Records
============================================================
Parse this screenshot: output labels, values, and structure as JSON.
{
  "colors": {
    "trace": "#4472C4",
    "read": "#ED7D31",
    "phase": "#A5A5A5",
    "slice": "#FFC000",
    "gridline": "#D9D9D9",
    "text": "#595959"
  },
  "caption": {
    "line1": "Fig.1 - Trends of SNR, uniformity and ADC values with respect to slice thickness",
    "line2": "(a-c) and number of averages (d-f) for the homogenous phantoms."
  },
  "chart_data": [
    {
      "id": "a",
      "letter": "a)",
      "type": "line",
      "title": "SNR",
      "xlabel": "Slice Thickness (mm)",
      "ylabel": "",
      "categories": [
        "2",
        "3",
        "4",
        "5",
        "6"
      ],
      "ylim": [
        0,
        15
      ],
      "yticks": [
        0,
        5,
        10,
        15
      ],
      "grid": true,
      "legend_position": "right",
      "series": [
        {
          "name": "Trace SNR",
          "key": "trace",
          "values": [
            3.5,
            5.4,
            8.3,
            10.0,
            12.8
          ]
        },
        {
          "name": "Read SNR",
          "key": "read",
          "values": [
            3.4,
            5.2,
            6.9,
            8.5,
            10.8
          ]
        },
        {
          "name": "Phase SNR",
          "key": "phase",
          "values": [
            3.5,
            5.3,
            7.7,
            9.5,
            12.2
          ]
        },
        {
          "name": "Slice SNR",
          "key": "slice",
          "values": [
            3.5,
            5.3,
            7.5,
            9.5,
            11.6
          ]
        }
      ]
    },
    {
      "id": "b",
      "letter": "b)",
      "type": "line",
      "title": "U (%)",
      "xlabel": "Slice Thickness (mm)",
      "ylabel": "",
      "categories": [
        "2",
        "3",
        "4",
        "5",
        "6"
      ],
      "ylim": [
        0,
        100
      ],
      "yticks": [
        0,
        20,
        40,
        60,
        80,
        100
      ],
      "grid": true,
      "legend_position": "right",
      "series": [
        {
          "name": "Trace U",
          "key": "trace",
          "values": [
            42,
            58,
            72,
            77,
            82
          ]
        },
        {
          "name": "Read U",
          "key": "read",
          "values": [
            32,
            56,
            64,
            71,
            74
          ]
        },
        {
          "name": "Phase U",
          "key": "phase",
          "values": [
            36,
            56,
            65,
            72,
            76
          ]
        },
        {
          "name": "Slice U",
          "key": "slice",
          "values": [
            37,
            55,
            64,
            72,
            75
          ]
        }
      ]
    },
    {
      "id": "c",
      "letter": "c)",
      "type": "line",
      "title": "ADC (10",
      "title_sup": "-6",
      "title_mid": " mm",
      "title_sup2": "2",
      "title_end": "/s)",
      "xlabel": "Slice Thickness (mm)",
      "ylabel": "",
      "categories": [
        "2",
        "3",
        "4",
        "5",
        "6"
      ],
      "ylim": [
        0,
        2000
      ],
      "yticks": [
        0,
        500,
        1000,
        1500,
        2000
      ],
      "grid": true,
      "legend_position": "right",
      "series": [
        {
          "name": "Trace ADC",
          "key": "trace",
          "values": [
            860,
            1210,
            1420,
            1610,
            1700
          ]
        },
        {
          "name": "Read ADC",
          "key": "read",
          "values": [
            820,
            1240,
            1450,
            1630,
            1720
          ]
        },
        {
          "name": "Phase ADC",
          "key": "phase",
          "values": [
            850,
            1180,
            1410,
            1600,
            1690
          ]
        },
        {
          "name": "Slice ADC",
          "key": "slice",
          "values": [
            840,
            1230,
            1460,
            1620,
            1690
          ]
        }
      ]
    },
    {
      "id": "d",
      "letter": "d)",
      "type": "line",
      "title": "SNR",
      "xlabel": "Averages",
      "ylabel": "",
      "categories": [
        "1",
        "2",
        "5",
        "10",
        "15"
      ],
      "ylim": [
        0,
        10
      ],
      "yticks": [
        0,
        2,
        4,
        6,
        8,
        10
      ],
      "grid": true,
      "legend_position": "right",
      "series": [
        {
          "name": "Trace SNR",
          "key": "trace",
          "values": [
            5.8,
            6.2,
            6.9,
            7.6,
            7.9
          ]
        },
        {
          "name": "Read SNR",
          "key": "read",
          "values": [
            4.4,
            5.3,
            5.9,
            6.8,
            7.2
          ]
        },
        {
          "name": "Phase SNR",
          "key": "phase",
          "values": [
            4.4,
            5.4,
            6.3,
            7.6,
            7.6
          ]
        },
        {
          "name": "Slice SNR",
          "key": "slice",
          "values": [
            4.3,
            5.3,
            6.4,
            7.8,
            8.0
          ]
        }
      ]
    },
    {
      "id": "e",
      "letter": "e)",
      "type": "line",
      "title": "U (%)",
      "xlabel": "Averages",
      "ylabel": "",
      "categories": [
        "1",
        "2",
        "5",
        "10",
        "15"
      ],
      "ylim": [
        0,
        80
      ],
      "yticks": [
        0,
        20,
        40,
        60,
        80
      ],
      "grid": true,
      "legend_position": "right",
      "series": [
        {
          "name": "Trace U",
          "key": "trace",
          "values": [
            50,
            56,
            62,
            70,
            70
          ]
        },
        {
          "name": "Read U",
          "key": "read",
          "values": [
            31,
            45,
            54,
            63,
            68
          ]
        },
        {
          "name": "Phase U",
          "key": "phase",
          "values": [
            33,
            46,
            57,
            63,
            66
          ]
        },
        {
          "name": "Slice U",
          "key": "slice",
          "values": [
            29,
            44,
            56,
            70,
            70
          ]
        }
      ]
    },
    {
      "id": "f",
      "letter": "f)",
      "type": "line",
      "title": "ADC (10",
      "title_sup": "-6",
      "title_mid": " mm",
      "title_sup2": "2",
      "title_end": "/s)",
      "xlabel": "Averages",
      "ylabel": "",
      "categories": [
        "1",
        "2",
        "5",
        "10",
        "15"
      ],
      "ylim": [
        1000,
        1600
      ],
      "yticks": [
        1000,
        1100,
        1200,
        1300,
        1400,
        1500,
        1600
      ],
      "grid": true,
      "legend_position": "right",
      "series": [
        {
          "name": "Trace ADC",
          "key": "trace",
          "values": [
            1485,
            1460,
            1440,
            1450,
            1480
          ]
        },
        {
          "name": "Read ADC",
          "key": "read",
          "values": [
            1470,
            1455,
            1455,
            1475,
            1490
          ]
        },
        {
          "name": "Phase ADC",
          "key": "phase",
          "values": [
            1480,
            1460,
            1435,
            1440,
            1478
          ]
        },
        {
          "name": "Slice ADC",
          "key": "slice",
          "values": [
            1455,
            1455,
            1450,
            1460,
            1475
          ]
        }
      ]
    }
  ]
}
============================================================
§ **Aim of the task**
Reproduce every record, matching each line exactly.

§ **Exercise result**
Parse this screenshot: output labels, values, and structure as JSON.
{
  "colors": {
    "trace": "#4472C4",
    "read": "#ED7D31",
    "phase": "#A5A5A5",
    "slice": "#FFC000",
    "gridline": "#D9D9D9",
    "text": "#595959"
  },
  "caption": {
    "line1": "Fig.1 - Trends of SNR, uniformity and ADC values with respect to slice thickness",
    "line2": "(a-c) and number of averages (d-f) for the homogenous phantoms."
  },
  "chart_data": [
    {
      "id": "a",
      "letter": "a)",
      "type": "line",
      "title": "SNR",
      "xlabel": "Slice Thickness (mm)",
      "ylabel": "",
      "categories": [
        "2",
        "3",
        "4",
        "5",
        "6"
      ],
      "ylim": [
        0,
        15
      ],
      "yticks": [
        0,
        5,
        10,
        15
      ],
      "grid": true,
      "legend_position": "right",
      "series": [
        {
          "name": "Trace SNR",
          "key": "trace",
          "values": [
            3.5,
            5.4,
            8.3,
            10.0,
            12.8
          ]
        },
        {
          "name": "Read SNR",
          "key": "read",
          "values": [
            3.4,
            5.2,
            6.9,
            8.5,
            10.8
          ]
        },
        {
          "name": "Phase SNR",
          "key": "phase",
          "values": [
            3.5,
            5.3,
            7.7,
            9.5,
            12.2
          ]
        },
        {
          "name": "Slice SNR",
          "key": "slice",
          "values": [
            3.5,
            5.3,
            7.5,
            9.5,
            11.6
          ]
        }
      ]
    },
    {
      "id": "b",
      "letter": "b)",
      "type": "line",
      "title": "U (%)",
      "xlabel": "Slice Thickness (mm)",
      "ylabel": "",
      "categories": [
        "2",
        "3",
        "4",
        "5",
        "6"
      ],
      "ylim": [
        0,
        100
      ],
      "yticks": [
        0,
        20,
        40,
        60,
        80,
        100
      ],
      "grid": true,
      "legend_position": "right",
      "series": [
        {
          "name": "Trace U",
          "key": "trace",
          "values": [
            42,
            58,
            72,
            77,
            82
          ]
        },
        {
          "name": "Read U",
          "key": "read",
          "values": [
            32,
            56,
            64,
            71,
            74
          ]
        },
        {
          "name": "Phase U",
          "key": "phase",
          "values": [
            36,
            56,
            65,
            72,
            76
          ]
        },
        {
          "name": "Slice U",
          "key": "slice",
          "values": [
            37,
            55,
            64,
            72,
            75
          ]
        }
      ]
    },
    {
      "id": "c",
      "letter": "c)",
      "type": "line",
      "title": "ADC (10",
      "title_sup": "-6",
      "title_mid": " mm",
      "title_sup2": "2",
      "title_end": "/s)",
      "xlabel": "Slice Thickness (mm)",
      "ylabel": "",
      "categories": [
        "2",
        "3",
        "4",
        "5",
        "6"
      ],
      "ylim": [
        0,
        2000
      ],
      "yticks": [
        0,
        500,
        1000,
        1500,
        2000
      ],
      "grid": true,
      "legend_position": "right",
      "series": [
        {
          "name": "Trace ADC",
          "key": "trace",
          "values": [
            860,
            1210,
            1420,
            1610,
            1700
          ]
        },
        {
          "name": "Read ADC",
          "key": "read",
          "values": [
            820,
            1240,
            1450,
            1630,
            1720
          ]
        },
        {
          "name": "Phase ADC",
          "key": "phase",
          "values": [
            850,
            1180,
            1410,
            1600,
            1690
          ]
        },
        {
          "name": "Slice ADC",
          "key": "slice",
          "values": [
            840,
            1230,
            1460,
            1620,
            1690
          ]
        }
      ]
    },
    {
      "id": "d",
      "letter": "d)",
      "type": "line",
      "title": "SNR",
      "xlabel": "Averages",
      "ylabel": "",
      "categories": [
        "1",
        "2",
        "5",
        "10",
        "15"
      ],
      "ylim": [
        0,
        10
      ],
      "yticks": [
        0,
        2,
        4,
        6,
        8,
        10
      ],
      "grid": true,
      "legend_position": "right",
      "series": [
        {
          "name": "Trace SNR",
          "key": "trace",
          "values": [
            5.8,
            6.2,
            6.9,
            7.6,
            7.9
          ]
        },
        {
          "name": "Read SNR",
          "key": "read",
          "values": [
            4.4,
            5.3,
            5.9,
            6.8,
            7.2
          ]
        },
        {
          "name": "Phase SNR",
          "key": "phase",
          "values": [
            4.4,
            5.4,
            6.3,
            7.6,
            7.6
          ]
        },
        {
          "name": "Slice SNR",
          "key": "slice",
          "values": [
            4.3,
            5.3,
            6.4,
            7.8,
            8.0
          ]
        }
      ]
    },
    {
      "id": "e",
      "letter": "e)",
      "type": "line",
      "title": "U (%)",
      "xlabel": "Averages",
      "ylabel": "",
      "categories": [
        "1",
        "2",
        "5",
        "10",
        "15"
      ],
      "ylim": [
        0,
        80
      ],
      "yticks": [
        0,
        20,
        40,
        60,
        80
      ],
      "grid": true,
      "legend_position": "right",
      "series": [
        {
          "name": "Trace U",
          "key": "trace",
          "values": [
            50,
            56,
            62,
            70,
            70
          ]
        },
        {
          "name": "Read U",
          "key": "read",
          "values": [
            31,
            45,
            54,
            63,
            68
          ]
        },
        {
          "name": "Phase U",
          "key": "phase",
          "values": [
            33,
            46,
            57,
            63,
            66
          ]
        },
        {
          "name": "Slice U",
          "key": "slice",
          "values": [
            29,
            44,
            56,
            70,
            70
          ]
        }
      ]
    },
    {
      "id": "f",
      "letter": "f)",
      "type": "line",
      "title": "ADC (10",
      "title_sup": "-6",
      "title_mid": " mm",
      "title_sup2": "2",
      "title_end": "/s)",
      "xlabel": "Averages",
      "ylabel": "",
      "categories": [
        "1",
        "2",
        "5",
        "10",
        "15"
      ],
      "ylim": [
        1000,
        1600
      ],
      "yticks": [
        1000,
        1100,
        1200,
        1300,
        1400,
        1500,
        1600
      ],
      "grid": true,
      "legend_position": "right",
      "series": [
        {
          "name": "Trace ADC",
          "key": "trace",
          "values": [
            1485,
            1460,
            1440,
            1450,
            1480
          ]
        },
        {
          "name": "Read ADC",
          "key": "read",
          "values": [
            1470,
            1455,
            1455,
            1475,
            1490
          ]
        },
        {
          "name": "Phase ADC",
          "key": "phase",
          "values": [
            1480,
            1460,
            1435,
            1440,
            1478
          ]
        },
        {
          "name": "Slice ADC",
          "key": "slice",
          "values": [
            1455,
            1455,
            1450,
            1460,
            1475
          ]
        }
      ]
    }
  ]
}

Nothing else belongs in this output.